**TASK TO COMPLETE**: Find the lines that contain the word "بإسناد" and copy each one.

**INPUT**:
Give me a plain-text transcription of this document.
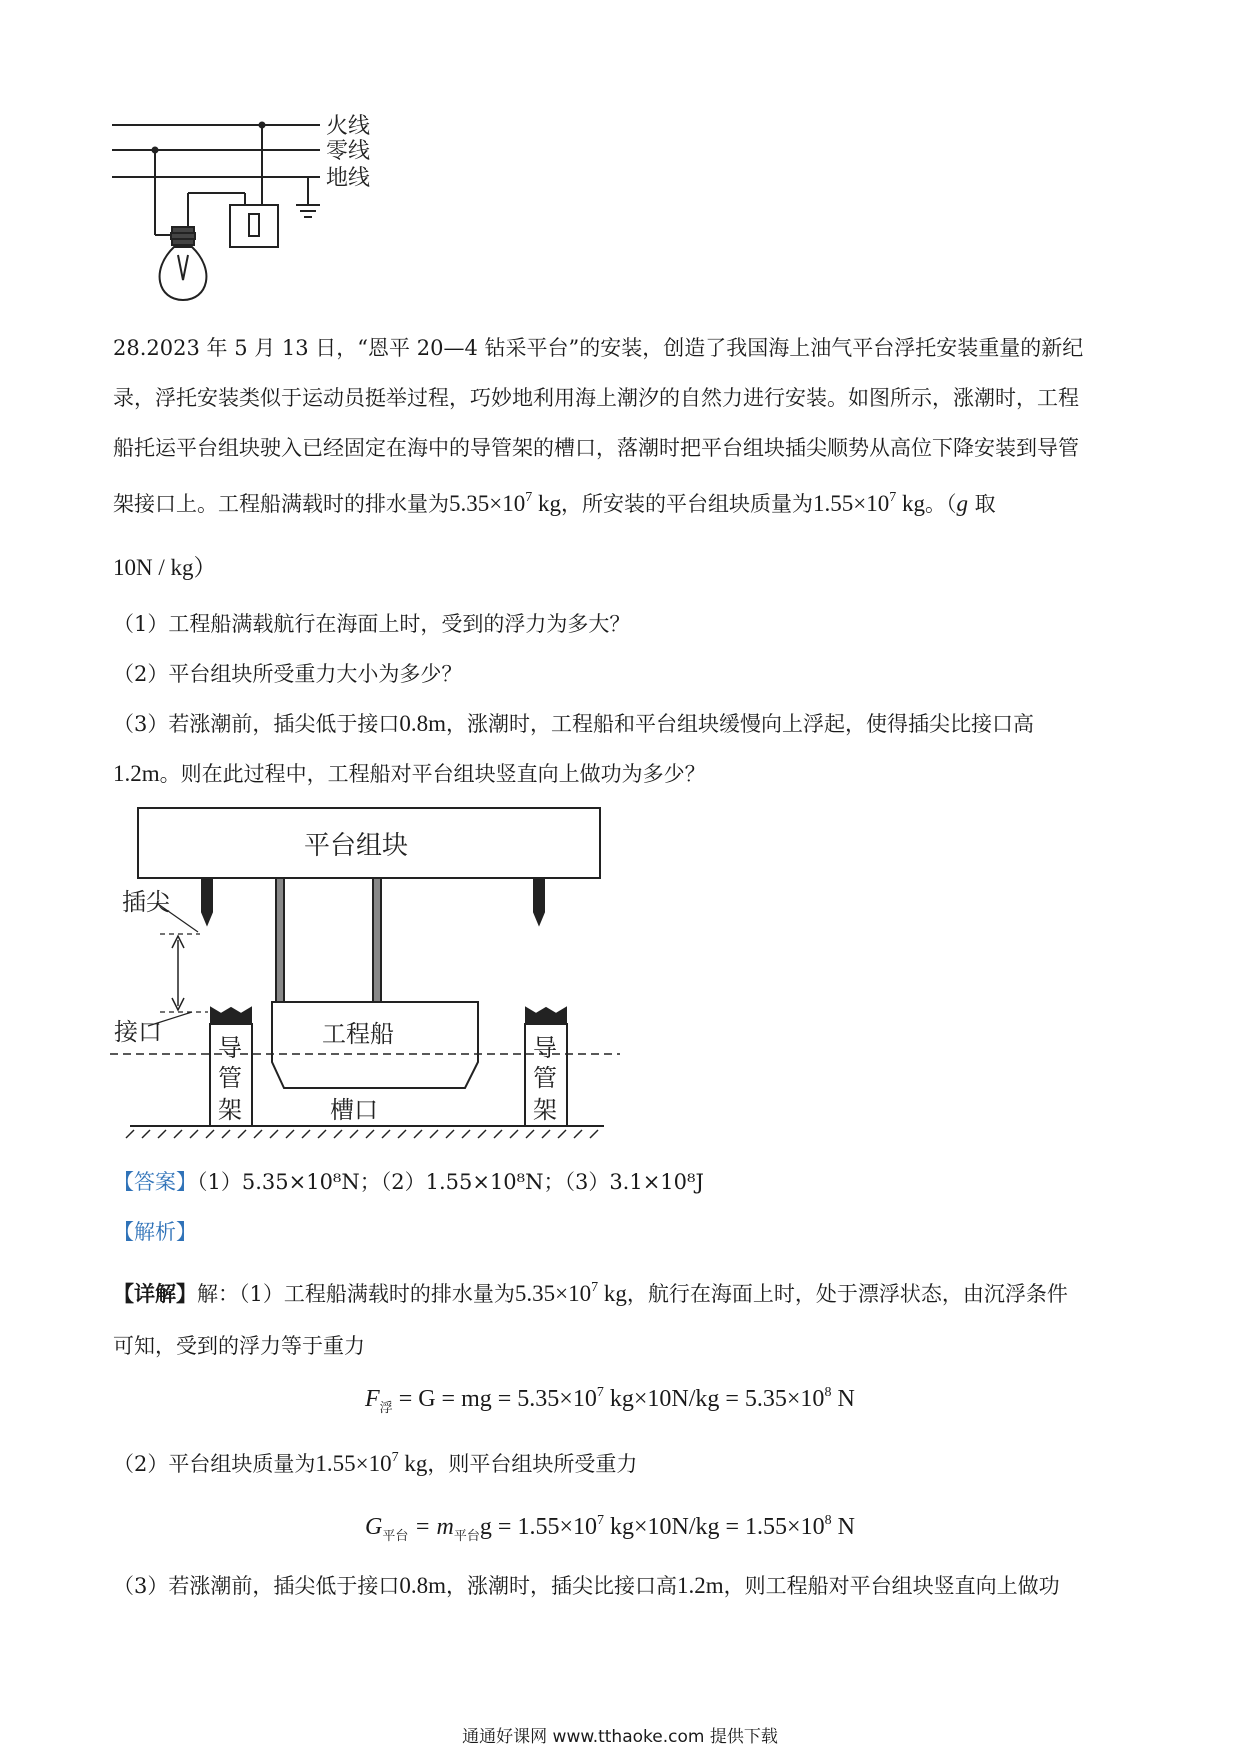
火线
零线
地线
28.2023 年 5 月 13 日，“恩平 20—4 钻采平台”的安装，创造了我国海上油气平台浮托安装重量的新纪
录，浮托安装类似于运动员挺举过程，巧妙地利用海上潮汐的自然力进行安装。如图所示，涨潮时，工程
船托运平台组块驶入已经固定在海中的导管架的槽口，落潮时把平台组块插尖顺势从高位下降安装到导管
架接口上。工程船满载时的排水量为$5.35\times 10^7$ kg，所安装的平台组块质量为$1.55\times 10^7$ kg。（g 取
10N / kg）
（1）工程船满载航行在海面上时，受到的浮力为多大？
（2）平台组块所受重力大小为多少？
（3）若涨潮前，插尖低于接口0.8m，涨潮时，工程船和平台组块缓慢向上浮起，使得插尖比接口高
1.2m。则在此过程中，工程船对平台组块竖直向上做功为多少？
平台组块
插尖
接口	工程船
槽口
导
管
架
导
管
架
【答案】（1）5.35×10⁸N；（2）1.55×10⁸N；（3）3.1×10⁸J
【解析】
【详解】解：（1）工程船满载时的排水量为$5.35\times 10^7$ kg，航行在海面上时，处于漂浮状态，由沉浮条件
可知，受到的浮力等于重力
$F_浮 = G$ = mg = $5.35\times 10^7$ $kg\times 10N/kg = 5.35\times 10^8$ N
（2）平台组块质量为$1.55\times 10^7$ kg，则平台组块所受重力
$G_{平台} = m_{平台}g = 1.55\times 10^7$ $kg\times 10N/kg = 1.55\times 10^8$ N
（3）若涨潮前，插尖低于接口0.8m，涨潮时，插尖比接口高1.2m，则工程船对平台组块竖直向上做功
通通好课网 www.tthaoke.com 提供下载
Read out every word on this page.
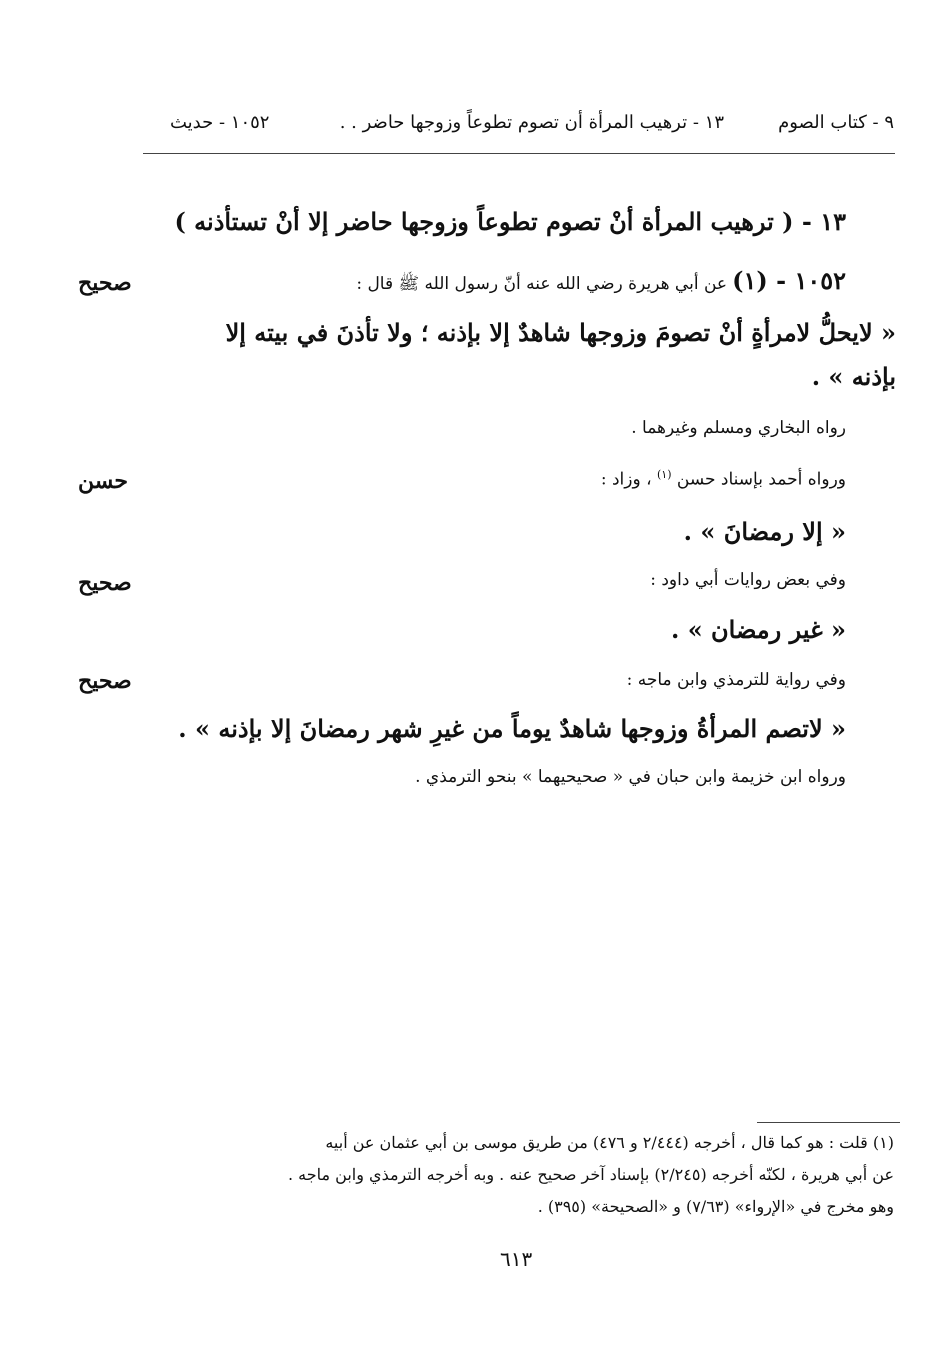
٩ - كتاب الصوم
١٣ - ترهيب المرأة أن تصوم تطوعاً وزوجها حاضر . .
١٠٥٢ - حديث
١٣ - ( ترهيب المرأة أنْ تصوم تطوعاً وزوجها حاضر إلا أنْ تستأذنه )
١٠٥٢ - (١) عن أبي هريرة رضي الله عنه أنّ رسول الله ﷺ قال :
صحيح
« لايحلُّ لامرأةٍ أنْ تصومَ وزوجها شاهدٌ إلا بإذنه ؛ ولا تأذنَ في بيته إلا
بإذنه » .
رواه البخاري ومسلم وغيرهما .
ورواه أحمد بإسناد حسن $^{(١)}$ ، وزاد :
حسن
« إلا رمضانَ » .
وفي بعض روايات أبي داود :
صحيح
« غير رمضان » .
وفي رواية للترمذي وابن ماجه :
صحيح
« لاتصم المرأةُ وزوجها شاهدٌ يوماً من غيرِ شهر رمضانَ إلا بإذنه » .
ورواه ابن خزيمة وابن حبان في « صحيحيهما » بنحو الترمذي .
(١) قلت : هو كما قال ، أخرجه (٢/٤٤٤ و ٤٧٦) من طريق موسى بن أبي عثمان عن أبيه
عن أبي هريرة ، لكنّه أخرجه (٢/٢٤٥) بإسناد آخر صحيح عنه . وبه أخرجه الترمذي وابن ماجه .
وهو مخرج في «الإرواء» (٧/٦٣) و «الصحيحة» (٣٩٥) .
٦١٣
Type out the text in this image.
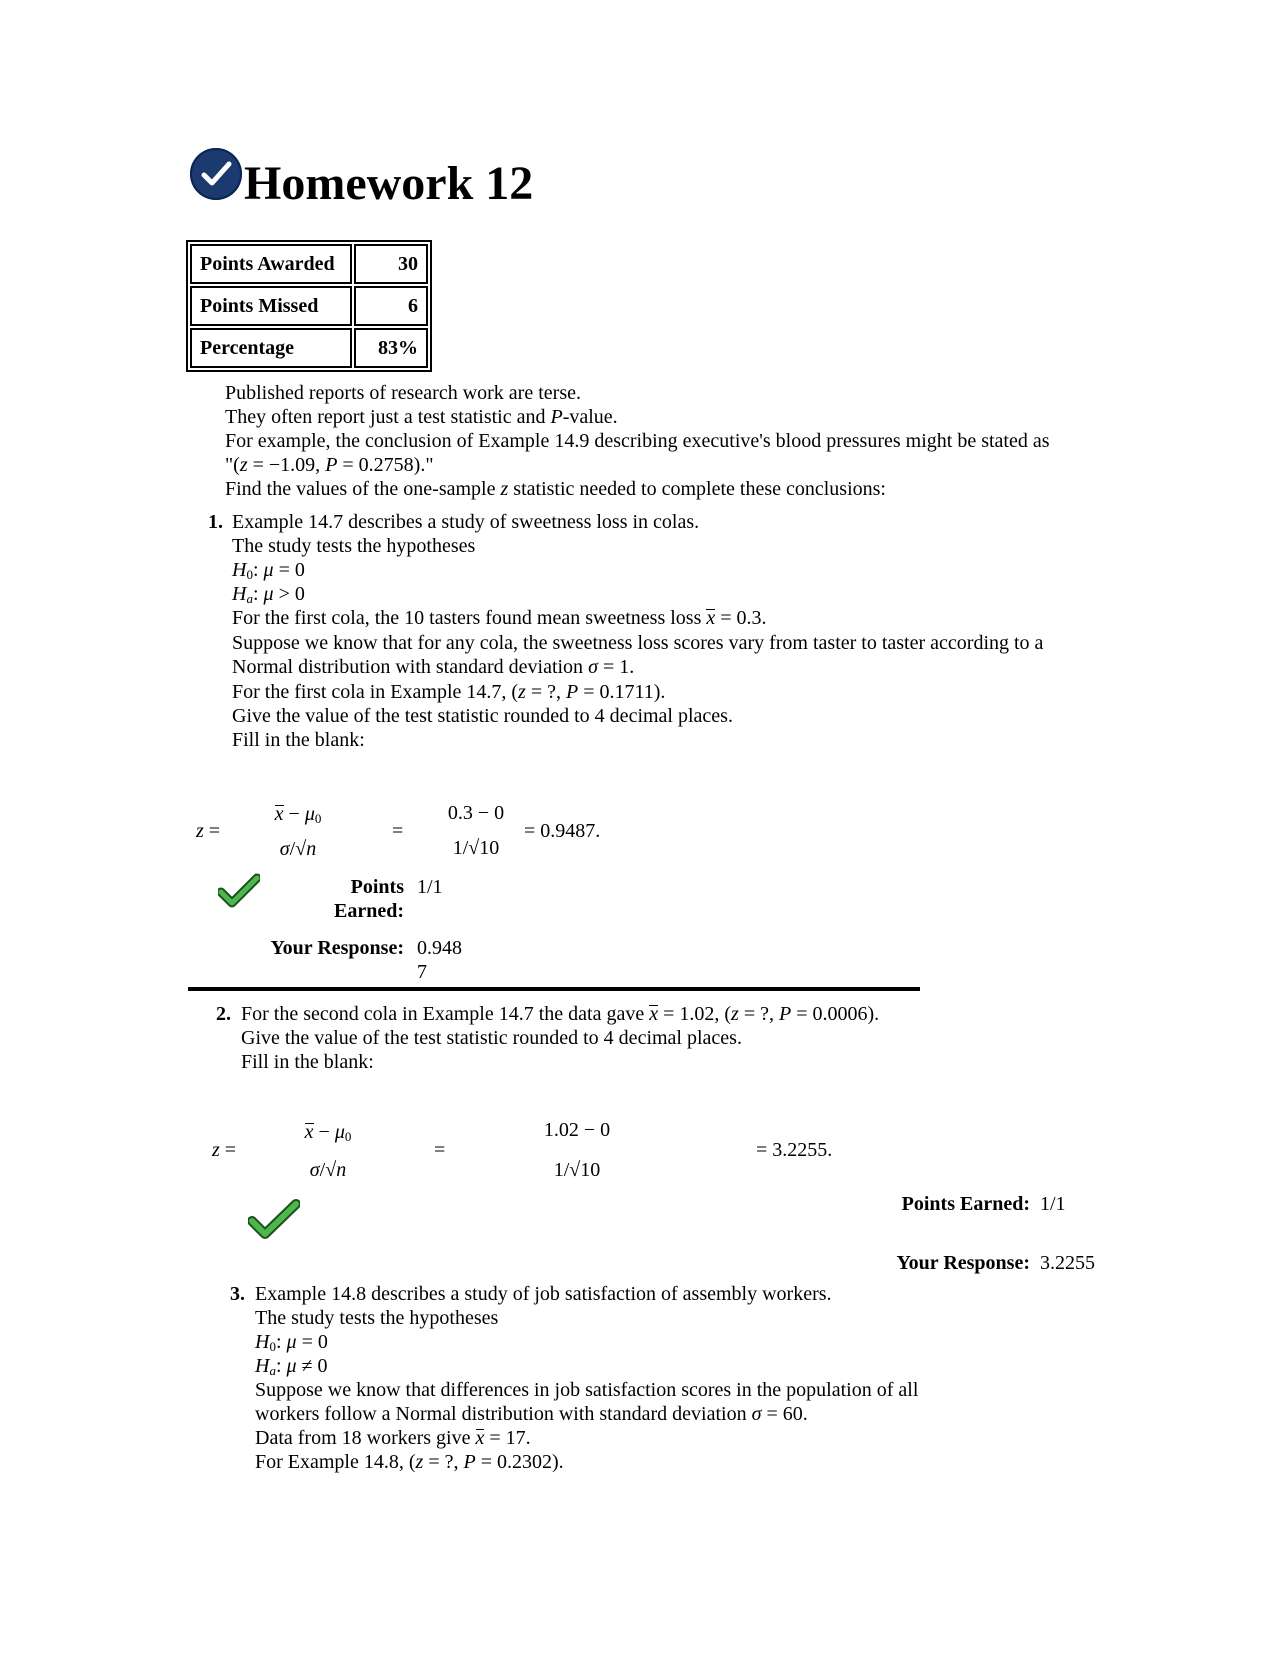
Homework 12
Points Awarded	30
Points Missed	6
Percentage	83%
Published reports of research work are terse.
They often report just a test statistic and P-value.
For example, the conclusion of Example 14.9 describing executive's blood pressures might be stated as
"(z = −1.09, P = 0.2758)."
Find the values of the one-sample z statistic needed to complete these conclusions:
1. Example 14.7 describes a study of sweetness loss in colas.
The study tests the hypotheses
$H_0$: μ = 0
$H_a$: μ > 0
For the first cola, the 10 tasters found mean sweetness loss x = 0.3.
Suppose we know that for any cola, the sweetness loss scores vary from taster to taster according to a
Normal distribution with standard deviation σ = 1.
For the first cola in Example 14.7, (z = ?, P = 0.1711).
Give the value of the test statistic rounded to 4 decimal places.
Fill in the blank:
z =
$x - \mu_0$
σ/√n
=
0.3 − 0
1/√10
= 0.9487.
Points
Earned:
1/1
Your Response: 0.948
7
2. For the second cola in Example 14.7 the data gave x = 1.02, (z = ?, P = 0.0006).
Give the value of the test statistic rounded to 4 decimal places.
Fill in the blank:
z =
$x - \mu_0$
σ/√n
=
1.02 − 0
1/√10
= 3.2255.
Points Earned: 1/1
Your Response: 3.2255
3. Example 14.8 describes a study of job satisfaction of assembly workers.
The study tests the hypotheses
$H_0$: μ = 0
$H_a$: μ ≠ 0
Suppose we know that differences in job satisfaction scores in the population of all
workers follow a Normal distribution with standard deviation σ = 60.
Data from 18 workers give x = 17.
For Example 14.8, (z = ?, P = 0.2302).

**RESPONSE FOR THIS EXERCISE**:
ورواه أحمد بإسناد حسن $^{(١)}$ ، وزاد :
عن أبي هريرة ، لكنّه أخرجه (٢/٢٤٥) بإسناد آخر صحيح عنه . وبه أخرجه الترمذي وابن ماجه .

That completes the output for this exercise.